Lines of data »
━━━━━━━━

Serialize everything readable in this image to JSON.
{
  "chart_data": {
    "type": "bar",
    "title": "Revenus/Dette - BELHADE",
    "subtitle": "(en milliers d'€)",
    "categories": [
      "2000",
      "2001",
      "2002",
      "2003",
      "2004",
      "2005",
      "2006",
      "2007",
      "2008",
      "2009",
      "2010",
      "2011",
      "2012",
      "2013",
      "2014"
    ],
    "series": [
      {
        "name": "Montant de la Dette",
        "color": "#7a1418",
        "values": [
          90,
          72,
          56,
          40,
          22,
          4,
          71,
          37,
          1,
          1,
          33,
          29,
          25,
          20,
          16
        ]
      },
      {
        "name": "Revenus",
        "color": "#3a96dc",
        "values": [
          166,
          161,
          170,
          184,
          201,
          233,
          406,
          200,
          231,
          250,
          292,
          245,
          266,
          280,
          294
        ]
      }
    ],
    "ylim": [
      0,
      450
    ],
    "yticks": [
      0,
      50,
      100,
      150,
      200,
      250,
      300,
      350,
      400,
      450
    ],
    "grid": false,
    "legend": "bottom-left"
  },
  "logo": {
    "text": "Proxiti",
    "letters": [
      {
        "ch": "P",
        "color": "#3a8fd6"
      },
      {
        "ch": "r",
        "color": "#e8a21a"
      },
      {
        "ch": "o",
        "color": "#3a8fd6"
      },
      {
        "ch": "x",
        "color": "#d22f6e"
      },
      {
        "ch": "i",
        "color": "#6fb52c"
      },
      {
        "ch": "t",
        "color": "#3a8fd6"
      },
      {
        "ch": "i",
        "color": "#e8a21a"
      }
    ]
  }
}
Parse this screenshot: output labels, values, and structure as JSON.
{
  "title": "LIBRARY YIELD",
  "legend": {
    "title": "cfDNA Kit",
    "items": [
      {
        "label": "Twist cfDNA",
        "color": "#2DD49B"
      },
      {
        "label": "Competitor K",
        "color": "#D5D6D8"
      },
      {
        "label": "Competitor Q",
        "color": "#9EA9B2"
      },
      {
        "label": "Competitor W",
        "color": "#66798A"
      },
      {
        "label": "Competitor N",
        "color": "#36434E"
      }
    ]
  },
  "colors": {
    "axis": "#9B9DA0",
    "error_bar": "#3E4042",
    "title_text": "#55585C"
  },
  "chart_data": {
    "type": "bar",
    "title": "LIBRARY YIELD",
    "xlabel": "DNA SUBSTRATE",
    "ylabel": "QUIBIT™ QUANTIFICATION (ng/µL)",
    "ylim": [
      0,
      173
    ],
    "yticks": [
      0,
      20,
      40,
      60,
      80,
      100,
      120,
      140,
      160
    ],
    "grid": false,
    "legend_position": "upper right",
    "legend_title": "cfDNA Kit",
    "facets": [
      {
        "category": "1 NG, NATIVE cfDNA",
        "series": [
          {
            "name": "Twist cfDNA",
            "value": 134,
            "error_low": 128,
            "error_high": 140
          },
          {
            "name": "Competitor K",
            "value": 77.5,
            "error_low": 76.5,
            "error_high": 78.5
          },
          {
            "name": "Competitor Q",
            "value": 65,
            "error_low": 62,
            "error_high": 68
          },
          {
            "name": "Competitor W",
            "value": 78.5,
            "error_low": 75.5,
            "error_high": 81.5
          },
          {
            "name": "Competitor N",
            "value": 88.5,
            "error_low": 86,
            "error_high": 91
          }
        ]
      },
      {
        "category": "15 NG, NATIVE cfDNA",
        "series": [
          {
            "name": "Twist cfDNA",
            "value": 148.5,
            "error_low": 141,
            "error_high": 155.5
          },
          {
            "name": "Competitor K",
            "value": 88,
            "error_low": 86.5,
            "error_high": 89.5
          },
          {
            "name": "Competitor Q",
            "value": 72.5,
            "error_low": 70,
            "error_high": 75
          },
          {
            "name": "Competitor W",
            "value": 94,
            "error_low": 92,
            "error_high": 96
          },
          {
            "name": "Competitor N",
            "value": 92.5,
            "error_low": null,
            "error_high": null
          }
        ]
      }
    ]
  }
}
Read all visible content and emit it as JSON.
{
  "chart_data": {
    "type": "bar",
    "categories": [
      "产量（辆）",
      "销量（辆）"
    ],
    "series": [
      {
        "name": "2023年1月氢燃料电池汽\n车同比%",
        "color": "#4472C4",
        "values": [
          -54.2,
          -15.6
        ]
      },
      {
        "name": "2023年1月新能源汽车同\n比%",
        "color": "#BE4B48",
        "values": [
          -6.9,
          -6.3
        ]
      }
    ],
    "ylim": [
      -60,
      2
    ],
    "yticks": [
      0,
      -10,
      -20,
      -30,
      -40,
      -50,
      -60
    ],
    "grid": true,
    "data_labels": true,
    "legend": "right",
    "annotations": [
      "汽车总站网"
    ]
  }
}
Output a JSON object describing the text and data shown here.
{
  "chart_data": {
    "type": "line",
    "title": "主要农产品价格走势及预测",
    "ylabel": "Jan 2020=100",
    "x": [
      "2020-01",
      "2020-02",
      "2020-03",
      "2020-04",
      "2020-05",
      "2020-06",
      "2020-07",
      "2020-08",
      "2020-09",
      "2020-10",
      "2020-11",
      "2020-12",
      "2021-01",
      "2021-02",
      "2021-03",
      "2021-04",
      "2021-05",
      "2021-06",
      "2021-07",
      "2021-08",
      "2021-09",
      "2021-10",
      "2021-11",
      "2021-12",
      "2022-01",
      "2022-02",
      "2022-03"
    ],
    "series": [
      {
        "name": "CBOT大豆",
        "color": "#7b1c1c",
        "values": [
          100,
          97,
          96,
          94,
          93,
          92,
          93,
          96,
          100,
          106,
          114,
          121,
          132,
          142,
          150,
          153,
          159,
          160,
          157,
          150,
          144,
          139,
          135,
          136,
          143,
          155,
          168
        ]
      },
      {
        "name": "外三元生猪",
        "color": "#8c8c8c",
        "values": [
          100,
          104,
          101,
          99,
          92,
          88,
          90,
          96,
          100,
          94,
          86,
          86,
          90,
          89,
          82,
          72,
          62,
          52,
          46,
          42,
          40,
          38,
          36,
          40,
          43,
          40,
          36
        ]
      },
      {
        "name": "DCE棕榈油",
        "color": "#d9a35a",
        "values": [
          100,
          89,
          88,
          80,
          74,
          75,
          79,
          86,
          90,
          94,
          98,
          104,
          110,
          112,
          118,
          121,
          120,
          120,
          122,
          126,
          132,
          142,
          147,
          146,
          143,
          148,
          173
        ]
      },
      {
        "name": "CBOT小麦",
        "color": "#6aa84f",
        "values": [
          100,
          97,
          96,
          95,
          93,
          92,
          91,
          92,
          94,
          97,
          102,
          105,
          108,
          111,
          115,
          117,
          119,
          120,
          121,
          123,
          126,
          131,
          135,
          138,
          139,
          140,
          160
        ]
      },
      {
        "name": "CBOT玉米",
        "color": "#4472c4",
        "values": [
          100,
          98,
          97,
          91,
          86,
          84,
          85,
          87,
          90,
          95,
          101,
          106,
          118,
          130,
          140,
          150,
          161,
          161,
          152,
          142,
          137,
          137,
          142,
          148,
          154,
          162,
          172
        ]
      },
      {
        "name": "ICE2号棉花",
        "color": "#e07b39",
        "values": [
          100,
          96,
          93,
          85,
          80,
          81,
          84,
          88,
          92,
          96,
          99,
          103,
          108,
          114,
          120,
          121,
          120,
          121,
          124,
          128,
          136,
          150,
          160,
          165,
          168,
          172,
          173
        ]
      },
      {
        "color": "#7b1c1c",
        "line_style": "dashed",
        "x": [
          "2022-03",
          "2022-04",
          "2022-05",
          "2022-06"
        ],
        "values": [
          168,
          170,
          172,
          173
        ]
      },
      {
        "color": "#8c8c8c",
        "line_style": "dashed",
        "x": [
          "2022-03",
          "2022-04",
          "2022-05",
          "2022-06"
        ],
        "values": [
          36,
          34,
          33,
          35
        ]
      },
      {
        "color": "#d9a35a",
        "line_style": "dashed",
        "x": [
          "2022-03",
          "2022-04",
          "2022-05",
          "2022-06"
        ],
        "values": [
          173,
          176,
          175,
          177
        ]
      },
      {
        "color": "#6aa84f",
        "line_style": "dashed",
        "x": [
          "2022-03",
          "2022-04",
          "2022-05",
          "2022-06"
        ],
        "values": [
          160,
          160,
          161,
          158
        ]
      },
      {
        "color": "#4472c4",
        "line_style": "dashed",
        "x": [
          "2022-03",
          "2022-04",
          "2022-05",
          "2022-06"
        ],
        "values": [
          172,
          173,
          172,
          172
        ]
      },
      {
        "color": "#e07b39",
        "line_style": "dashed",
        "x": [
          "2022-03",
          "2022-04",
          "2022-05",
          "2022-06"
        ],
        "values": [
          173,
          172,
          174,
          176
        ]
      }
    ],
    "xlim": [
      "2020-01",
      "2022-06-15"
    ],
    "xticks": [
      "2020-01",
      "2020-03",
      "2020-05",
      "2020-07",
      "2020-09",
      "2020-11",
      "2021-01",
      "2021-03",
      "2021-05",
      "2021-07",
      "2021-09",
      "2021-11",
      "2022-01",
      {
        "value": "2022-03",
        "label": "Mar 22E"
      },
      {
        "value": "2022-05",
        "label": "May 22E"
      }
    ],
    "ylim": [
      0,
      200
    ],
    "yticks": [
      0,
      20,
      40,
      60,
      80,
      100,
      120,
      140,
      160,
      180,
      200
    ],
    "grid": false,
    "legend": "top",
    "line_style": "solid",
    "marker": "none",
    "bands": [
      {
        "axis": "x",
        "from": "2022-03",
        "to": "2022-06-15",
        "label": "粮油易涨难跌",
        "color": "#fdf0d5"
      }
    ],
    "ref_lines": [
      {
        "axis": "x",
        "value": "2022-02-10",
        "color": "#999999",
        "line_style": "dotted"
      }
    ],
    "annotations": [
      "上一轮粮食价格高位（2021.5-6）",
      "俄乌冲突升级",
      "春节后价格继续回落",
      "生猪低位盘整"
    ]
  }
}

━━━━━━━━

Count every line above that holds the string "cfDNA" and give the total, nothing more.

7